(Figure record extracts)
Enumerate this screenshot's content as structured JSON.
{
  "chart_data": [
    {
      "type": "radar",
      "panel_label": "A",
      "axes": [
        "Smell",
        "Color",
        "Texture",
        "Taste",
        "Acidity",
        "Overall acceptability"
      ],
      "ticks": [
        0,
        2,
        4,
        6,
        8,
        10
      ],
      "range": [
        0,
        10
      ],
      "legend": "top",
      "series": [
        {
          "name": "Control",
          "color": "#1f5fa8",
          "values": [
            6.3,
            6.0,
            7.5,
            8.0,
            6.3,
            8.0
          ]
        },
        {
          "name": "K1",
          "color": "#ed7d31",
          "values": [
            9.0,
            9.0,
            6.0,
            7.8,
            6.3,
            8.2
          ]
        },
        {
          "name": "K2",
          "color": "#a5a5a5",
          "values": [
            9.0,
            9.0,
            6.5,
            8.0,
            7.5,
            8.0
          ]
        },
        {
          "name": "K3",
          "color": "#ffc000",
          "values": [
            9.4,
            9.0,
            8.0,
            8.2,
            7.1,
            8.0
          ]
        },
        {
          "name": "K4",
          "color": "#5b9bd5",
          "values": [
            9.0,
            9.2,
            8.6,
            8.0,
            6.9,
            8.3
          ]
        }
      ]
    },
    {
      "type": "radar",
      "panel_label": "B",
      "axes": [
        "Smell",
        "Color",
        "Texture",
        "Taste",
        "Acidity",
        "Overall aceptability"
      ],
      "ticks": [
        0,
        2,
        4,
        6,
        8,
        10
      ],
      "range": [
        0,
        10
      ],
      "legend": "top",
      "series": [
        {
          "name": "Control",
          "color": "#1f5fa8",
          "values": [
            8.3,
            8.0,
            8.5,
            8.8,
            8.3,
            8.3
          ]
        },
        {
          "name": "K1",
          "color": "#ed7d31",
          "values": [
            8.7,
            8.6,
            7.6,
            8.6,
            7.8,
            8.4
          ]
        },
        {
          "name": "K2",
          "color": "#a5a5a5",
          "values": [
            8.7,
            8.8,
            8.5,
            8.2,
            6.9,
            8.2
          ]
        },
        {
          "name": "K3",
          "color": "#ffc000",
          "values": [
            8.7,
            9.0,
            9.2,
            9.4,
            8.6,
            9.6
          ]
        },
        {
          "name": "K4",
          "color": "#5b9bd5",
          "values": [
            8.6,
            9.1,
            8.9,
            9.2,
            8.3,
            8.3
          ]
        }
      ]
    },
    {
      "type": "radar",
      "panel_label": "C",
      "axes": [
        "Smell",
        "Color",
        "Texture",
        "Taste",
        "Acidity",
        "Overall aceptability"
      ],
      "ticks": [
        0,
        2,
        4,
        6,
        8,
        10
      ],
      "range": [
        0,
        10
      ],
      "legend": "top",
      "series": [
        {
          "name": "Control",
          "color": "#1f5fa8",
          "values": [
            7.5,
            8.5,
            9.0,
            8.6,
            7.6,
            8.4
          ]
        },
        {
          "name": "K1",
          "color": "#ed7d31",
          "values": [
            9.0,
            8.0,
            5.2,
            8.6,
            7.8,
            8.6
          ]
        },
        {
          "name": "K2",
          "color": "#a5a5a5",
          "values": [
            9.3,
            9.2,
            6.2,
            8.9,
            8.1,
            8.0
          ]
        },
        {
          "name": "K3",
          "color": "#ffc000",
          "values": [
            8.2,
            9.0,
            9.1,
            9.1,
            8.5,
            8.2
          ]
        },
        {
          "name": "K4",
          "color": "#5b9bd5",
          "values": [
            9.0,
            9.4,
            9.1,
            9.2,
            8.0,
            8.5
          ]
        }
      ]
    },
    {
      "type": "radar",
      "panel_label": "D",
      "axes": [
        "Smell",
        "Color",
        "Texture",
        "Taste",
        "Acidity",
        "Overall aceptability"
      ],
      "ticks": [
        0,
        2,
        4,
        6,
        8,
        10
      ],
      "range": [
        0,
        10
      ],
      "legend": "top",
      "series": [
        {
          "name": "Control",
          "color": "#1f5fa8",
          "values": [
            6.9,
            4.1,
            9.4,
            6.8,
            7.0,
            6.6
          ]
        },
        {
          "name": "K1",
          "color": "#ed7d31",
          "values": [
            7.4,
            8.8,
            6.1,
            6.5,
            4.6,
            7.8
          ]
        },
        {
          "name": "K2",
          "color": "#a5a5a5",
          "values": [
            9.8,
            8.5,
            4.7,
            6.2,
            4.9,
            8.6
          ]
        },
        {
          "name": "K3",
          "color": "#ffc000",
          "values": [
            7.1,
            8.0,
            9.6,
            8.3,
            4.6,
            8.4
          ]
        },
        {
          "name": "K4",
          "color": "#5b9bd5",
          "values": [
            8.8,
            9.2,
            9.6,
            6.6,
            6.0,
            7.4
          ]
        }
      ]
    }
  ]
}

**Task prompt**
Give back the whole listing exactly as it reads.

**Result for this task**
Enumerate this screenshot's content as structured JSON.
{
  "chart_data": [
    {
      "type": "radar",
      "panel_label": "A",
      "axes": [
        "Smell",
        "Color",
        "Texture",
        "Taste",
        "Acidity",
        "Overall acceptability"
      ],
      "ticks": [
        0,
        2,
        4,
        6,
        8,
        10
      ],
      "range": [
        0,
        10
      ],
      "legend": "top",
      "series": [
        {
          "name": "Control",
          "color": "#1f5fa8",
          "values": [
            6.3,
            6.0,
            7.5,
            8.0,
            6.3,
            8.0
          ]
        },
        {
          "name": "K1",
          "color": "#ed7d31",
          "values": [
            9.0,
            9.0,
            6.0,
            7.8,
            6.3,
            8.2
          ]
        },
        {
          "name": "K2",
          "color": "#a5a5a5",
          "values": [
            9.0,
            9.0,
            6.5,
            8.0,
            7.5,
            8.0
          ]
        },
        {
          "name": "K3",
          "color": "#ffc000",
          "values": [
            9.4,
            9.0,
            8.0,
            8.2,
            7.1,
            8.0
          ]
        },
        {
          "name": "K4",
          "color": "#5b9bd5",
          "values": [
            9.0,
            9.2,
            8.6,
            8.0,
            6.9,
            8.3
          ]
        }
      ]
    },
    {
      "type": "radar",
      "panel_label": "B",
      "axes": [
        "Smell",
        "Color",
        "Texture",
        "Taste",
        "Acidity",
        "Overall aceptability"
      ],
      "ticks": [
        0,
        2,
        4,
        6,
        8,
        10
      ],
      "range": [
        0,
        10
      ],
      "legend": "top",
      "series": [
        {
          "name": "Control",
          "color": "#1f5fa8",
          "values": [
            8.3,
            8.0,
            8.5,
            8.8,
            8.3,
            8.3
          ]
        },
        {
          "name": "K1",
          "color": "#ed7d31",
          "values": [
            8.7,
            8.6,
            7.6,
            8.6,
            7.8,
            8.4
          ]
        },
        {
          "name": "K2",
          "color": "#a5a5a5",
          "values": [
            8.7,
            8.8,
            8.5,
            8.2,
            6.9,
            8.2
          ]
        },
        {
          "name": "K3",
          "color": "#ffc000",
          "values": [
            8.7,
            9.0,
            9.2,
            9.4,
            8.6,
            9.6
          ]
        },
        {
          "name": "K4",
          "color": "#5b9bd5",
          "values": [
            8.6,
            9.1,
            8.9,
            9.2,
            8.3,
            8.3
          ]
        }
      ]
    },
    {
      "type": "radar",
      "panel_label": "C",
      "axes": [
        "Smell",
        "Color",
        "Texture",
        "Taste",
        "Acidity",
        "Overall aceptability"
      ],
      "ticks": [
        0,
        2,
        4,
        6,
        8,
        10
      ],
      "range": [
        0,
        10
      ],
      "legend": "top",
      "series": [
        {
          "name": "Control",
          "color": "#1f5fa8",
          "values": [
            7.5,
            8.5,
            9.0,
            8.6,
            7.6,
            8.4
          ]
        },
        {
          "name": "K1",
          "color": "#ed7d31",
          "values": [
            9.0,
            8.0,
            5.2,
            8.6,
            7.8,
            8.6
          ]
        },
        {
          "name": "K2",
          "color": "#a5a5a5",
          "values": [
            9.3,
            9.2,
            6.2,
            8.9,
            8.1,
            8.0
          ]
        },
        {
          "name": "K3",
          "color": "#ffc000",
          "values": [
            8.2,
            9.0,
            9.1,
            9.1,
            8.5,
            8.2
          ]
        },
        {
          "name": "K4",
          "color": "#5b9bd5",
          "values": [
            9.0,
            9.4,
            9.1,
            9.2,
            8.0,
            8.5
          ]
        }
      ]
    },
    {
      "type": "radar",
      "panel_label": "D",
      "axes": [
        "Smell",
        "Color",
        "Texture",
        "Taste",
        "Acidity",
        "Overall aceptability"
      ],
      "ticks": [
        0,
        2,
        4,
        6,
        8,
        10
      ],
      "range": [
        0,
        10
      ],
      "legend": "top",
      "series": [
        {
          "name": "Control",
          "color": "#1f5fa8",
          "values": [
            6.9,
            4.1,
            9.4,
            6.8,
            7.0,
            6.6
          ]
        },
        {
          "name": "K1",
          "color": "#ed7d31",
          "values": [
            7.4,
            8.8,
            6.1,
            6.5,
            4.6,
            7.8
          ]
        },
        {
          "name": "K2",
          "color": "#a5a5a5",
          "values": [
            9.8,
            8.5,
            4.7,
            6.2,
            4.9,
            8.6
          ]
        },
        {
          "name": "K3",
          "color": "#ffc000",
          "values": [
            7.1,
            8.0,
            9.6,
            8.3,
            4.6,
            8.4
          ]
        },
        {
          "name": "K4",
          "color": "#5b9bd5",
          "values": [
            8.8,
            9.2,
            9.6,
            6.6,
            6.0,
            7.4
          ]
        }
      ]
    }
  ]
}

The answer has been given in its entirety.